[Элементы из набора данных]
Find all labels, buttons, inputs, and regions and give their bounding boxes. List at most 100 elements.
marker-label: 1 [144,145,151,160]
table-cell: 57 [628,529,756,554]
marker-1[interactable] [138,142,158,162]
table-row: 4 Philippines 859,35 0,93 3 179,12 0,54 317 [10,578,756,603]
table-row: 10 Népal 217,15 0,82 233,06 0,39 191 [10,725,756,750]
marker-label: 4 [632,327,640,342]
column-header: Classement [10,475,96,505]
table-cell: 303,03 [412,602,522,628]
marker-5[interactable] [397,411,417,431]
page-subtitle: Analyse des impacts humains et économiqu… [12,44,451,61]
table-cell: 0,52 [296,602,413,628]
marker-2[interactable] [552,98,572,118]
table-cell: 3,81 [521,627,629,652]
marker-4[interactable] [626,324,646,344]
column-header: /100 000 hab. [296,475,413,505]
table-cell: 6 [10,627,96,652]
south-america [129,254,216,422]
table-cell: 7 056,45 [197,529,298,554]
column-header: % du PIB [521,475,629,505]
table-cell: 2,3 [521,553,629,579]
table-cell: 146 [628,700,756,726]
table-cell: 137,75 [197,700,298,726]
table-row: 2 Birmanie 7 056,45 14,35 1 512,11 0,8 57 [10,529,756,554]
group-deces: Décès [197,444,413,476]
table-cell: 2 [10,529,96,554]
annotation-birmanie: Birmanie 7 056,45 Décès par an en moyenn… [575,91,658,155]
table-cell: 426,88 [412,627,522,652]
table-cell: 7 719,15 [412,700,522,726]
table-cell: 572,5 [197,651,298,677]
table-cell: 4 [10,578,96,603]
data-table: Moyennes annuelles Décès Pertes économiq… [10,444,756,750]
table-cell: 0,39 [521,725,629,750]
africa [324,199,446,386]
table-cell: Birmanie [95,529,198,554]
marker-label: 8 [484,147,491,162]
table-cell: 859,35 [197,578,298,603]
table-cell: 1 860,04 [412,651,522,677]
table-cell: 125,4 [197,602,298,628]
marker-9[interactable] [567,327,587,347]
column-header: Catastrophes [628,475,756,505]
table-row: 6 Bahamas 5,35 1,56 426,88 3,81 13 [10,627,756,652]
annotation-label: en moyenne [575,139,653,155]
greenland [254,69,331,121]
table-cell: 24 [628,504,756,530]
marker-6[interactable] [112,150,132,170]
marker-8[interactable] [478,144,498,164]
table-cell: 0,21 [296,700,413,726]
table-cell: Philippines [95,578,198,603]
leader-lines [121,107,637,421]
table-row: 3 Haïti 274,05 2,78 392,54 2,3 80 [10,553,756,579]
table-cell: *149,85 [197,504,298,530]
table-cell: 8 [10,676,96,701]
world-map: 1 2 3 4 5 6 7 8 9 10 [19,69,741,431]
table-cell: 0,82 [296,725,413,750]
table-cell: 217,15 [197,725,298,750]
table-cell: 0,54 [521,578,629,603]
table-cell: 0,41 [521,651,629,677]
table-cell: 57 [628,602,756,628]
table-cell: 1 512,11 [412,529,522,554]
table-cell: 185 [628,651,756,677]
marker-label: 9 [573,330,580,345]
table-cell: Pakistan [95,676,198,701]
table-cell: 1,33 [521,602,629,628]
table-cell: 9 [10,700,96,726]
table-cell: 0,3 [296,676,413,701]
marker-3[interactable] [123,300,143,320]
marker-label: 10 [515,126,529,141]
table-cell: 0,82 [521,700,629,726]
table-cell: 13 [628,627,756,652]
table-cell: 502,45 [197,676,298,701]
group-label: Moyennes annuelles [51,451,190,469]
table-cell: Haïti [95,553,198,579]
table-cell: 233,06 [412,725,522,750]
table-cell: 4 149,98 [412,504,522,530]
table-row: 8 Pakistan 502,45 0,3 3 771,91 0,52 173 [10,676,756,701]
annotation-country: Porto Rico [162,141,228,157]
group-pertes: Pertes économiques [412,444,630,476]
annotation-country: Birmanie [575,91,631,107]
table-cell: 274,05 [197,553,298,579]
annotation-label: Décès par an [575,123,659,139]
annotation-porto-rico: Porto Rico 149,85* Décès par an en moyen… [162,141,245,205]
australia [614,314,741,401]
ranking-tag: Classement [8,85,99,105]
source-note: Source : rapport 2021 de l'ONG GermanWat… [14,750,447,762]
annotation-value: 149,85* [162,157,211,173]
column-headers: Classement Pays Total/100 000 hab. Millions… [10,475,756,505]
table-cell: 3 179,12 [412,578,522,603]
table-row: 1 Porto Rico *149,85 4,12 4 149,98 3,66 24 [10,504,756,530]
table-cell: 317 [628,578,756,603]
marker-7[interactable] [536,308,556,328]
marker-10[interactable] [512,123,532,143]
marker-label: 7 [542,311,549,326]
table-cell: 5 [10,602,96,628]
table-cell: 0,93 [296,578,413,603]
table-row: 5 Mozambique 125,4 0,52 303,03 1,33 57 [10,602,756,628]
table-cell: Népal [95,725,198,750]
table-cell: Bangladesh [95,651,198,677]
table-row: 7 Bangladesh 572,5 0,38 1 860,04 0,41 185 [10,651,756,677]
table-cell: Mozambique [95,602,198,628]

Указание – Представьте все строки выше в виде нумерованного списка, пропустив пустые строки.

Результат –
1. Find all labels, buttons, inputs, and regions and give their bounding boxes. List at most 100 elements.
2. marker-label: 1 [144,145,151,160]
3. table-cell: 57 [628,529,756,554]
4. marker-1[interactable] [138,142,158,162]
5. table-row: 4 Philippines 859,35 0,93 3 179,12 0,54 317 [10,578,756,603]
6. table-row: 10 Népal 217,15 0,82 233,06 0,39 191 [10,725,756,750]
7. marker-label: 4 [632,327,640,342]
8. column-header: Classement [10,475,96,505]
9. table-cell: 303,03 [412,602,522,628]
10. marker-5[interactable] [397,411,417,431]
11. page-subtitle: Analyse des impacts humains et économiqu… [12,44,451,61]
12. table-cell: 0,52 [296,602,413,628]
13. marker-2[interactable] [552,98,572,118]
14. table-cell: 3,81 [521,627,629,652]
15. marker-4[interactable] [626,324,646,344]
16. column-header: /100 000 hab. [296,475,413,505]
17. table-cell: 6 [10,627,96,652]
18. south-america [129,254,216,422]
19. table-cell: 7 056,45 [197,529,298,554]
20. column-header: % du PIB [521,475,629,505]
21. table-cell: 2,3 [521,553,629,579]
22. table-cell: 146 [628,700,756,726]
23. table-cell: 137,75 [197,700,298,726]
24. table-row: 2 Birmanie 7 056,45 14,35 1 512,11 0,8 57 [10,529,756,554]
25. group-deces: Décès [197,444,413,476]
26. table-cell: 2 [10,529,96,554]
27. annotation-birmanie: Birmanie 7 056,45 Décès par an en moyenn… [575,91,658,155]
28. table-cell: 426,88 [412,627,522,652]
29. table-cell: 7 719,15 [412,700,522,726]
30. table-cell: 572,5 [197,651,298,677]
31. table-cell: 4 [10,578,96,603]
32. data-table: Moyennes annuelles Décès Pertes économiq… [10,444,756,750]
33. table-cell: 0,39 [521,725,629,750]
34. africa [324,199,446,386]
35. table-cell: Birmanie [95,529,198,554]
36. marker-label: 8 [484,147,491,162]
37. table-cell: 859,35 [197,578,298,603]
38. table-cell: 1 860,04 [412,651,522,677]
39. table-cell: 125,4 [197,602,298,628]
40. marker-9[interactable] [567,327,587,347]
41. column-header: Catastrophes [628,475,756,505]
42. table-row: 6 Bahamas 5,35 1,56 426,88 3,81 13 [10,627,756,652]
43. annotation-label: en moyenne [575,139,653,155]
44. greenland [254,69,331,121]
45. table-cell: 24 [628,504,756,530]
46. marker-6[interactable] [112,150,132,170]
47. marker-8[interactable] [478,144,498,164]
48. table-cell: 0,21 [296,700,413,726]
49. table-cell: Philippines [95,578,198,603]
50. leader-lines [121,107,637,421]
51. table-row: 3 Haïti 274,05 2,78 392,54 2,3 80 [10,553,756,579]
52. table-cell: *149,85 [197,504,298,530]
53. table-cell: 8 [10,676,96,701]
54. world-map: 1 2 3 4 5 6 7 8 9 10 [19,69,741,431]
55. table-cell: 0,82 [296,725,413,750]
56. table-cell: 217,15 [197,725,298,750]
57. table-cell: 0,54 [521,578,629,603]
58. table-cell: 0,41 [521,651,629,677]
59. table-cell: 57 [628,602,756,628]
60. table-cell: 1 512,11 [412,529,522,554]
61. table-cell: 185 [628,651,756,677]
62. marker-label: 9 [573,330,580,345]
63. table-cell: Pakistan [95,676,198,701]
64. table-cell: 1,33 [521,602,629,628]
65. table-cell: 9 [10,700,96,726]
66. table-cell: 0,3 [296,676,413,701]
67. marker-3[interactable] [123,300,143,320]
68. marker-label: 10 [515,126,529,141]
69. table-cell: 0,82 [521,700,629,726]
70. table-cell: 13 [628,627,756,652]
71. table-cell: 502,45 [197,676,298,701]
72. group-label: Moyennes annuelles [51,451,190,469]
73. table-cell: Haïti [95,553,198,579]
74. table-cell: 233,06 [412,725,522,750]
75. table-cell: 4 149,98 [412,504,522,530]
76. table-row: 8 Pakistan 502,45 0,3 3 771,91 0,52 173 [10,676,756,701]
77. annotation-country: Porto Rico [162,141,228,157]
78. group-pertes: Pertes économiques [412,444,630,476]
79. annotation-country: Birmanie [575,91,631,107]
80. table-cell: 274,05 [197,553,298,579]
81. annotation-label: Décès par an [575,123,659,139]
82. annotation-porto-rico: Porto Rico 149,85* Décès par an en moyen… [162,141,245,205]
83. australia [614,314,741,401]
84. ranking-tag: Classement [8,85,99,105]
85. source-note: Source : rapport 2021 de l'ONG GermanWat… [14,750,447,762]
86. annotation-value: 149,85* [162,157,211,173]
87. column-headers: Classement Pays Total/100 000 hab. Millions… [10,475,756,505]
88. table-cell: 3 179,12 [412,578,522,603]
89. table-row: 1 Porto Rico *149,85 4,12 4 149,98 3,66 24 [10,504,756,530]
90. table-cell: 317 [628,578,756,603]
91. marker-7[interactable] [536,308,556,328]
92. marker-10[interactable] [512,123,532,143]
93. marker-label: 7 [542,311,549,326]
94. table-cell: 5 [10,602,96,628]
95. table-cell: 0,93 [296,578,413,603]
96. table-row: 5 Mozambique 125,4 0,52 303,03 1,33 57 [10,602,756,628]
97. table-cell: Népal [95,725,198,750]
98. table-cell: Bangladesh [95,651,198,677]
99. table-row: 7 Bangladesh 572,5 0,38 1 860,04 0,41 185 [10,651,756,677]
100. table-cell: Mozambique [95,602,198,628]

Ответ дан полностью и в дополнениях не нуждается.